Written exercise →
Provide an exact reproduction of every entry.

Exercise material →
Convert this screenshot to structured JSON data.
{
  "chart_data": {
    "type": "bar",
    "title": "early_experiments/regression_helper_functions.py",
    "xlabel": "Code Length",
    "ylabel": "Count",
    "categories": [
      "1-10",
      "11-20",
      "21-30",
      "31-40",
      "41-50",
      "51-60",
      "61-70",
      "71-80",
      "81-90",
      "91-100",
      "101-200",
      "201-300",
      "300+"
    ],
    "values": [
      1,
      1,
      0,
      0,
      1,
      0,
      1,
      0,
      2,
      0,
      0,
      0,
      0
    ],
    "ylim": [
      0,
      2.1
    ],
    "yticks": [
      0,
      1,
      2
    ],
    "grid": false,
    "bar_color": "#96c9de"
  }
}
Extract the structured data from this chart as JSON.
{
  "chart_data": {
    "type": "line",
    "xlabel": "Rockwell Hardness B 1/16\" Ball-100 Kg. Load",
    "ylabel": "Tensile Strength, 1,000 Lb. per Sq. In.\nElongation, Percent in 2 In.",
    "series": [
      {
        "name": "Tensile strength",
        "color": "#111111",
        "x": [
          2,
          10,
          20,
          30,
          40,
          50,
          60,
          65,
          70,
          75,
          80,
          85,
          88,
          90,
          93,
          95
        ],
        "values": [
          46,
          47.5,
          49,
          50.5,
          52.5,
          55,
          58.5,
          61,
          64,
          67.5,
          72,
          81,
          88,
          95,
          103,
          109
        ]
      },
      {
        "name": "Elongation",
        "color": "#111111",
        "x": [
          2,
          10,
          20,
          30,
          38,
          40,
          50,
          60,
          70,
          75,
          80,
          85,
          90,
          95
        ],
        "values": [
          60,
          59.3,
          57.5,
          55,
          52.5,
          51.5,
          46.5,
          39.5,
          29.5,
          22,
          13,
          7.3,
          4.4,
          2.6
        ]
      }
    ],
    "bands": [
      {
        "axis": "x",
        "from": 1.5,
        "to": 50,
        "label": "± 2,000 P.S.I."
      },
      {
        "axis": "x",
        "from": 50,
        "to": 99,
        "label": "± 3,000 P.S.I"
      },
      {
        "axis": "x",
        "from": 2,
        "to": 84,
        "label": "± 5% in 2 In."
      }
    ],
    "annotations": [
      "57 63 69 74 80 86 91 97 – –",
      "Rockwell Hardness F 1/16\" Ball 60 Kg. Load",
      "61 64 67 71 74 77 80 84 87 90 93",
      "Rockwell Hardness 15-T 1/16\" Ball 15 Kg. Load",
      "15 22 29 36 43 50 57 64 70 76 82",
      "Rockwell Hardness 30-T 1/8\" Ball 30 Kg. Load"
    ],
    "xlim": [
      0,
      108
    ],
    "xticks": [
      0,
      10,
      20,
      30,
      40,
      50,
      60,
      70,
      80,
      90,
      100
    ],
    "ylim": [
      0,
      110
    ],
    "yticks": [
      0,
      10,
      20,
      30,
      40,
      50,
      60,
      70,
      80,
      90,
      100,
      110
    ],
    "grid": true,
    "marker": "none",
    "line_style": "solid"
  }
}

The solution →
Convert this screenshot to structured JSON data.
{
  "chart_data": {
    "type": "bar",
    "title": "early_experiments/regression_helper_functions.py",
    "xlabel": "Code Length",
    "ylabel": "Count",
    "categories": [
      "1-10",
      "11-20",
      "21-30",
      "31-40",
      "41-50",
      "51-60",
      "61-70",
      "71-80",
      "81-90",
      "91-100",
      "101-200",
      "201-300",
      "300+"
    ],
    "values": [
      1,
      1,
      0,
      0,
      1,
      0,
      1,
      0,
      2,
      0,
      0,
      0,
      0
    ],
    "ylim": [
      0,
      2.1
    ],
    "yticks": [
      0,
      1,
      2
    ],
    "grid": false,
    "bar_color": "#96c9de"
  }
}
Extract the structured data from this chart as JSON.
{
  "chart_data": {
    "type": "line",
    "xlabel": "Rockwell Hardness B 1/16\" Ball-100 Kg. Load",
    "ylabel": "Tensile Strength, 1,000 Lb. per Sq. In.\nElongation, Percent in 2 In.",
    "series": [
      {
        "name": "Tensile strength",
        "color": "#111111",
        "x": [
          2,
          10,
          20,
          30,
          40,
          50,
          60,
          65,
          70,
          75,
          80,
          85,
          88,
          90,
          93,
          95
        ],
        "values": [
          46,
          47.5,
          49,
          50.5,
          52.5,
          55,
          58.5,
          61,
          64,
          67.5,
          72,
          81,
          88,
          95,
          103,
          109
        ]
      },
      {
        "name": "Elongation",
        "color": "#111111",
        "x": [
          2,
          10,
          20,
          30,
          38,
          40,
          50,
          60,
          70,
          75,
          80,
          85,
          90,
          95
        ],
        "values": [
          60,
          59.3,
          57.5,
          55,
          52.5,
          51.5,
          46.5,
          39.5,
          29.5,
          22,
          13,
          7.3,
          4.4,
          2.6
        ]
      }
    ],
    "bands": [
      {
        "axis": "x",
        "from": 1.5,
        "to": 50,
        "label": "± 2,000 P.S.I."
      },
      {
        "axis": "x",
        "from": 50,
        "to": 99,
        "label": "± 3,000 P.S.I"
      },
      {
        "axis": "x",
        "from": 2,
        "to": 84,
        "label": "± 5% in 2 In."
      }
    ],
    "annotations": [
      "57 63 69 74 80 86 91 97 – –",
      "Rockwell Hardness F 1/16\" Ball 60 Kg. Load",
      "61 64 67 71 74 77 80 84 87 90 93",
      "Rockwell Hardness 15-T 1/16\" Ball 15 Kg. Load",
      "15 22 29 36 43 50 57 64 70 76 82",
      "Rockwell Hardness 30-T 1/8\" Ball 30 Kg. Load"
    ],
    "xlim": [
      0,
      108
    ],
    "xticks": [
      0,
      10,
      20,
      30,
      40,
      50,
      60,
      70,
      80,
      90,
      100
    ],
    "ylim": [
      0,
      110
    ],
    "yticks": [
      0,
      10,
      20,
      30,
      40,
      50,
      60,
      70,
      80,
      90,
      100,
      110
    ],
    "grid": true,
    "marker": "none",
    "line_style": "solid"
  }
}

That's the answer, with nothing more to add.